(Source data)
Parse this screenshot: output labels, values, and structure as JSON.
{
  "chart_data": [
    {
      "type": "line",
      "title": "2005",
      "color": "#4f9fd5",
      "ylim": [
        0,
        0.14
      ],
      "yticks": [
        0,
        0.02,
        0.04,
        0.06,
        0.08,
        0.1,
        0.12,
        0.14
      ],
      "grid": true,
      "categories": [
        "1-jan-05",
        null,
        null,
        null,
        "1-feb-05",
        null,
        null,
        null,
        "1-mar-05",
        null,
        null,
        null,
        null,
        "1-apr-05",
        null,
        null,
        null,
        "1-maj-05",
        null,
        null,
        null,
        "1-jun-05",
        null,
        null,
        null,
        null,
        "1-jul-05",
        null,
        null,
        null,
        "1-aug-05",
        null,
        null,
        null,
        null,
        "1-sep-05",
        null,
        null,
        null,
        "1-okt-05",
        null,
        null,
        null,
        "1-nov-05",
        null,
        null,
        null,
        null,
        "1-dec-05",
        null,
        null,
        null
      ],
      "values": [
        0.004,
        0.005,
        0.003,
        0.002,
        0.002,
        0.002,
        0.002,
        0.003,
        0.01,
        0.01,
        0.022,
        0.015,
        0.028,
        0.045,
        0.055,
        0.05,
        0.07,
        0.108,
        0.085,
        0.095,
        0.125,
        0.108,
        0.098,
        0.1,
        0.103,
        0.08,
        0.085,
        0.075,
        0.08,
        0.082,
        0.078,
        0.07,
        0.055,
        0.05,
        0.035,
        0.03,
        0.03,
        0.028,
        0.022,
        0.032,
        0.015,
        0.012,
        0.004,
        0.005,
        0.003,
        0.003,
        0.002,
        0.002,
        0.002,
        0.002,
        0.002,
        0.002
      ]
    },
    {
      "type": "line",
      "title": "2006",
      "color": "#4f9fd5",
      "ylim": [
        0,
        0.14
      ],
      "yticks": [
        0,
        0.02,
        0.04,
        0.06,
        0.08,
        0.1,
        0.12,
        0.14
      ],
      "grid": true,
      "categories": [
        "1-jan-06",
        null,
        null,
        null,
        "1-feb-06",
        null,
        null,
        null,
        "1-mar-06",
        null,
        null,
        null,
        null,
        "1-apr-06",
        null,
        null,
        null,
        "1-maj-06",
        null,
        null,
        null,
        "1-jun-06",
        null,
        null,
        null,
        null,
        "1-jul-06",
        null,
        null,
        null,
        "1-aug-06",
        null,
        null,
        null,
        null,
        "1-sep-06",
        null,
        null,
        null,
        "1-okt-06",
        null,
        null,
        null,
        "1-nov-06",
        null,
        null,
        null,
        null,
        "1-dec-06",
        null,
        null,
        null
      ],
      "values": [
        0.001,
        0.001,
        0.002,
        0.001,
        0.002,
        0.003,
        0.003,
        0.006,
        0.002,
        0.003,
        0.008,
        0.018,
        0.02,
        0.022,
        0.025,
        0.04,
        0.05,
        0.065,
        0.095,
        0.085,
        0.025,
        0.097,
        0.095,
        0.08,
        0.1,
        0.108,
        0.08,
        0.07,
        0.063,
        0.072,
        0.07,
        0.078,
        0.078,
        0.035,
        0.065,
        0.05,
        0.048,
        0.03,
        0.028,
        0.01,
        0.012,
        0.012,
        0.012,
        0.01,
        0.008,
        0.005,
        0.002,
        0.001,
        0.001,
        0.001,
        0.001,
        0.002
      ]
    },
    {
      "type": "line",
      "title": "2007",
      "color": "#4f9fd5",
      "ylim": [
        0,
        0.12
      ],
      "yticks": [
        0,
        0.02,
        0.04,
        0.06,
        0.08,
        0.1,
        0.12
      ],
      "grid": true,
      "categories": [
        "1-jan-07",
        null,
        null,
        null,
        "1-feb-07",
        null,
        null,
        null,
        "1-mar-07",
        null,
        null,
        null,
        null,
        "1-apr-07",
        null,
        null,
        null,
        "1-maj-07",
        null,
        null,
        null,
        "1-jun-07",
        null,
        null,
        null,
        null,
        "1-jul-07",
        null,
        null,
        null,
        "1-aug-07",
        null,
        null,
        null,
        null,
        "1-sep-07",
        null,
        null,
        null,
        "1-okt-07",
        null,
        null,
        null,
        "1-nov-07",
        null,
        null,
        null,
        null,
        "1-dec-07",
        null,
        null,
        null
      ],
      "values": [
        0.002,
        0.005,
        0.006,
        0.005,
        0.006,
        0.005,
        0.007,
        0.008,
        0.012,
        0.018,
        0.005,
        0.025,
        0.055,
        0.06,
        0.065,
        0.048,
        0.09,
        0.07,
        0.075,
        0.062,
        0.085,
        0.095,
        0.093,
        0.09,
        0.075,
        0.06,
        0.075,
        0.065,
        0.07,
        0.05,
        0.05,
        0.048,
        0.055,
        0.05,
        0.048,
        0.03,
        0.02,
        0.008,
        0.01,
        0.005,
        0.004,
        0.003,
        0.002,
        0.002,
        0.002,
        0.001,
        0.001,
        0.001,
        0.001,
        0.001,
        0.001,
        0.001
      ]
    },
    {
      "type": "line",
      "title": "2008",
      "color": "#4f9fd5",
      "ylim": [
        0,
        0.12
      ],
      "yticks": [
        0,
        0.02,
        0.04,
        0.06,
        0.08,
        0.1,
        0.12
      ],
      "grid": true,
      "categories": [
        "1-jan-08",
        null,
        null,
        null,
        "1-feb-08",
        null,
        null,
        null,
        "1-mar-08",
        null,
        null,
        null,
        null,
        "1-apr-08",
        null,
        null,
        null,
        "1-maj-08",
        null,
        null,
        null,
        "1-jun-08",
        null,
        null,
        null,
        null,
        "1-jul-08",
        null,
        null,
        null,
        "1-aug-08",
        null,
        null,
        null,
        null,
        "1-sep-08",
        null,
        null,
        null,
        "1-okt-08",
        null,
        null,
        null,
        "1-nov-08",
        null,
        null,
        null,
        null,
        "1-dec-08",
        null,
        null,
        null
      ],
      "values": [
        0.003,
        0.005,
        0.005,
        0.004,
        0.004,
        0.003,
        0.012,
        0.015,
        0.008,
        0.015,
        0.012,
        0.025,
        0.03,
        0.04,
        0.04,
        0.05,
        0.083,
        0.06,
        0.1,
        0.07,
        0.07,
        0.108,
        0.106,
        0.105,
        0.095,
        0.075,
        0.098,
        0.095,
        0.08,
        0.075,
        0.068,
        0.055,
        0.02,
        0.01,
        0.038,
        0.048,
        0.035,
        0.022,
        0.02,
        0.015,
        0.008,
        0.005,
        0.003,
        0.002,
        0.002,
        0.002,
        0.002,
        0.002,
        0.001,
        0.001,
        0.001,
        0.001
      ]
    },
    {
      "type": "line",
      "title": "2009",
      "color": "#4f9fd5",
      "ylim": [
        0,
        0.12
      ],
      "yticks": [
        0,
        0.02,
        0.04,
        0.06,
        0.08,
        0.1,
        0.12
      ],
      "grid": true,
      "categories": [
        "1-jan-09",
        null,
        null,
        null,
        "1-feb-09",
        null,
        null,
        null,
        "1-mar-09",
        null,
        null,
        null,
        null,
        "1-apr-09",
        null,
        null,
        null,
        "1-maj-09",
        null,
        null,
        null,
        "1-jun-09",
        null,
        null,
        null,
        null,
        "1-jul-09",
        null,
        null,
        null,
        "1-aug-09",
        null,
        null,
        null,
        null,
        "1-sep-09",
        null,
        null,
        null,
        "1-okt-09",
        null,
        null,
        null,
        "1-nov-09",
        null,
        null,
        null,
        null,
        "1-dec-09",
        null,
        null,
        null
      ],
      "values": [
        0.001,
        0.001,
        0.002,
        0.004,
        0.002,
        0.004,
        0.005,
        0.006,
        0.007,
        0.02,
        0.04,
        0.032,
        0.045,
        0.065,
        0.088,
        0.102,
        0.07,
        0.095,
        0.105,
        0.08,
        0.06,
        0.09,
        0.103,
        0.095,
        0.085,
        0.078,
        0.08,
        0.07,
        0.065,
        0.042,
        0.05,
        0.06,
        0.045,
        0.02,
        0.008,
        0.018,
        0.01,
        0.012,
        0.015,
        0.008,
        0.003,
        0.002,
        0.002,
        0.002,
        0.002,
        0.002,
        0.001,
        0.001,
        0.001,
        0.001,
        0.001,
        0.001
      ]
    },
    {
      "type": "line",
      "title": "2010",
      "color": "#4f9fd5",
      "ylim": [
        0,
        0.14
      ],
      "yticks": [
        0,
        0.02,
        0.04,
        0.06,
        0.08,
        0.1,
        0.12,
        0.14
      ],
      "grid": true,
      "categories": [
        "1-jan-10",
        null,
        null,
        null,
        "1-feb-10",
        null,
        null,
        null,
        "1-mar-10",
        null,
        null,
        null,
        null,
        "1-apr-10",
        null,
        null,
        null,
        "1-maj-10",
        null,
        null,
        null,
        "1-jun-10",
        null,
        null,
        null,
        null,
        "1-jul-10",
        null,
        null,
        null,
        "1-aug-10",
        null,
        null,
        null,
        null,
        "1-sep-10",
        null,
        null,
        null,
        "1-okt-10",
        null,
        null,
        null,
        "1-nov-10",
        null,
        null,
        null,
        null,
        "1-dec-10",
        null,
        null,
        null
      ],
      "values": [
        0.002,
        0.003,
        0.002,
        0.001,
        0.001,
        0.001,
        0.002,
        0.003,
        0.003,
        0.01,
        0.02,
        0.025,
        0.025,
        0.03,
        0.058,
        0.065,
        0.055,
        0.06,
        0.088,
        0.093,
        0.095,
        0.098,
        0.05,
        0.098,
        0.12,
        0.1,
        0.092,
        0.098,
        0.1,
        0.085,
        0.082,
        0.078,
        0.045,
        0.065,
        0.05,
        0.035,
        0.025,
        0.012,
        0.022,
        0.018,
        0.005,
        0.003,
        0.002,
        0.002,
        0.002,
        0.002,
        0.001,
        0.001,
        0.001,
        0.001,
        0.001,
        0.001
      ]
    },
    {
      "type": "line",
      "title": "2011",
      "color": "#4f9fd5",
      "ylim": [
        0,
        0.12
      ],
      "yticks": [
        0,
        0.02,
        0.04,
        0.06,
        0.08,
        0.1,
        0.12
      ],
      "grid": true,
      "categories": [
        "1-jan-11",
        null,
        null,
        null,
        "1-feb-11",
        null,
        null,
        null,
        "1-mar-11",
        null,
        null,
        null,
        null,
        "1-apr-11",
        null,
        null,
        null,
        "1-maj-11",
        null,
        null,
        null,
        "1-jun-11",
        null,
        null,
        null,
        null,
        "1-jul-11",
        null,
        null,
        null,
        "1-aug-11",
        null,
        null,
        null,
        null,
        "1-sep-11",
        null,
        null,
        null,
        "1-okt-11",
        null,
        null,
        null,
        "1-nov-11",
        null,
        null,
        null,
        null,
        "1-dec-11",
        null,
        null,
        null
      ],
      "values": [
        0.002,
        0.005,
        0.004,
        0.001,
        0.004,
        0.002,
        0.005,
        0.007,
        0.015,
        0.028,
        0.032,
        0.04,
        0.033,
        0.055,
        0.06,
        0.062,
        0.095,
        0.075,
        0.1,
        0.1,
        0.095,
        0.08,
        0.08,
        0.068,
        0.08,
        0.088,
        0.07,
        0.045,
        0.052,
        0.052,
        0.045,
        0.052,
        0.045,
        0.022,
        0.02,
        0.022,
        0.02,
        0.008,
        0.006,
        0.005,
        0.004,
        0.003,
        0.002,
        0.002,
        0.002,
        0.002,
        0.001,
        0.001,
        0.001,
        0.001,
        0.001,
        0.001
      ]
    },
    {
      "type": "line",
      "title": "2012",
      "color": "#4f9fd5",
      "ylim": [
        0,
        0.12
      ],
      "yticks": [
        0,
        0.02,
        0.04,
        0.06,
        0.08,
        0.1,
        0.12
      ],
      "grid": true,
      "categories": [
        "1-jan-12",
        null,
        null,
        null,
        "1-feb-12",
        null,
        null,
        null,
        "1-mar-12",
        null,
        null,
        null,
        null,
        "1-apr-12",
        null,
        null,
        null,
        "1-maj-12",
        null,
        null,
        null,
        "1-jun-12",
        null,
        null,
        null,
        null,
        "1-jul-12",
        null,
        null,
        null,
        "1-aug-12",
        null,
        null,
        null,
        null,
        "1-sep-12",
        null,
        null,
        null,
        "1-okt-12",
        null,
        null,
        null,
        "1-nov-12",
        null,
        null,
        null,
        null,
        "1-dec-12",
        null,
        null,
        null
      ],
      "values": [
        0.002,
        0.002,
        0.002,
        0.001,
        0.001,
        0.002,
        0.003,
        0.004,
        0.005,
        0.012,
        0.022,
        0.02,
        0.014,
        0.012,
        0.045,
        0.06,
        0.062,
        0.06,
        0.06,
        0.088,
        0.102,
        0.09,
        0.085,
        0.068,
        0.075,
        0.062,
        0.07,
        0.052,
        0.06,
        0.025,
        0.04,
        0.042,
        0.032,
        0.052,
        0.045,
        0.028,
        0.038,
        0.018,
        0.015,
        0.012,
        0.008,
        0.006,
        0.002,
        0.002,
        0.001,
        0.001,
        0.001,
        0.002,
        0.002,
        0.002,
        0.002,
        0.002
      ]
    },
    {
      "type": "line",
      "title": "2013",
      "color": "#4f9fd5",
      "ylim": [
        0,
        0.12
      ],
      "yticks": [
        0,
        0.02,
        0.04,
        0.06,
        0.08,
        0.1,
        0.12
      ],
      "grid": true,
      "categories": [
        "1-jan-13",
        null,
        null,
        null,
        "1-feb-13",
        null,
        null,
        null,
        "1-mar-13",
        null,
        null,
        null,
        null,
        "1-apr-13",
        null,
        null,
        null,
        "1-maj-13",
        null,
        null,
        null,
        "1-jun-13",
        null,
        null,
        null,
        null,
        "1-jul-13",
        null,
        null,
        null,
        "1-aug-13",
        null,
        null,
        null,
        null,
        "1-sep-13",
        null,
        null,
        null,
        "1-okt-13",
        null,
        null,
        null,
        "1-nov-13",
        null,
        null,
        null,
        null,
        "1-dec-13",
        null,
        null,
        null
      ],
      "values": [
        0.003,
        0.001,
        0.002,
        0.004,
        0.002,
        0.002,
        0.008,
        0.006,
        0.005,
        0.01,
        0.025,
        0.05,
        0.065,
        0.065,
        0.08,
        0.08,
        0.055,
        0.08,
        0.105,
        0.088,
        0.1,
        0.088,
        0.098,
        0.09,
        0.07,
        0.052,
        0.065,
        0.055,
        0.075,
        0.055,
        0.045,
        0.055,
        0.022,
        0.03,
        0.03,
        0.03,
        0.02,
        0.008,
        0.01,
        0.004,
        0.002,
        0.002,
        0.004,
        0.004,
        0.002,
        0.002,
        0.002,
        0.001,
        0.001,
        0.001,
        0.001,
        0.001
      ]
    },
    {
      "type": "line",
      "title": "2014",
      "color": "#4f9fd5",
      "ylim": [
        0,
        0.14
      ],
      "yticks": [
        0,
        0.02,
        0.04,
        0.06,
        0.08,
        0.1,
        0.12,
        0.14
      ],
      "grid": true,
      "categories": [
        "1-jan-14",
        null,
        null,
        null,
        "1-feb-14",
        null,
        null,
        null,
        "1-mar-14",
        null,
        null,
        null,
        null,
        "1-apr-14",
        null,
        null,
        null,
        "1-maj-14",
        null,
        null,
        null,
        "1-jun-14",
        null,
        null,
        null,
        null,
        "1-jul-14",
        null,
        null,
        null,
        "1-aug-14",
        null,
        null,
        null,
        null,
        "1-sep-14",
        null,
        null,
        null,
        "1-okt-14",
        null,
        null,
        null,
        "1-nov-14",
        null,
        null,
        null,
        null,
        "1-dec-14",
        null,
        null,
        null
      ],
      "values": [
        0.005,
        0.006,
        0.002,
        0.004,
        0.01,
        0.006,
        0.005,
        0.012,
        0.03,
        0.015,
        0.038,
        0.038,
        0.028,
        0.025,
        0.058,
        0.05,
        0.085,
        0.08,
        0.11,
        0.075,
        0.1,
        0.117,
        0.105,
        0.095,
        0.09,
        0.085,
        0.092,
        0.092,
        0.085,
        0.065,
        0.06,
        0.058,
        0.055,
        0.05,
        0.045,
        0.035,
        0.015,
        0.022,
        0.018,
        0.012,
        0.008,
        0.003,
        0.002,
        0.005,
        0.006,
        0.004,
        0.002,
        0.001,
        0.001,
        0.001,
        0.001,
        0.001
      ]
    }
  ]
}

▶ _WRITTEN PROBLEM_
Pick out the lines that include the word "title" and write them out.

▶ _ANSWER TO THIS TASK_
      "title": "2005",
      "title": "2006",
      "title": "2007",
      "title": "2008",
      "title": "2009",
      "title": "2010",
      "title": "2011",
      "title": "2012",
      "title": "2013",
      "title": "2014",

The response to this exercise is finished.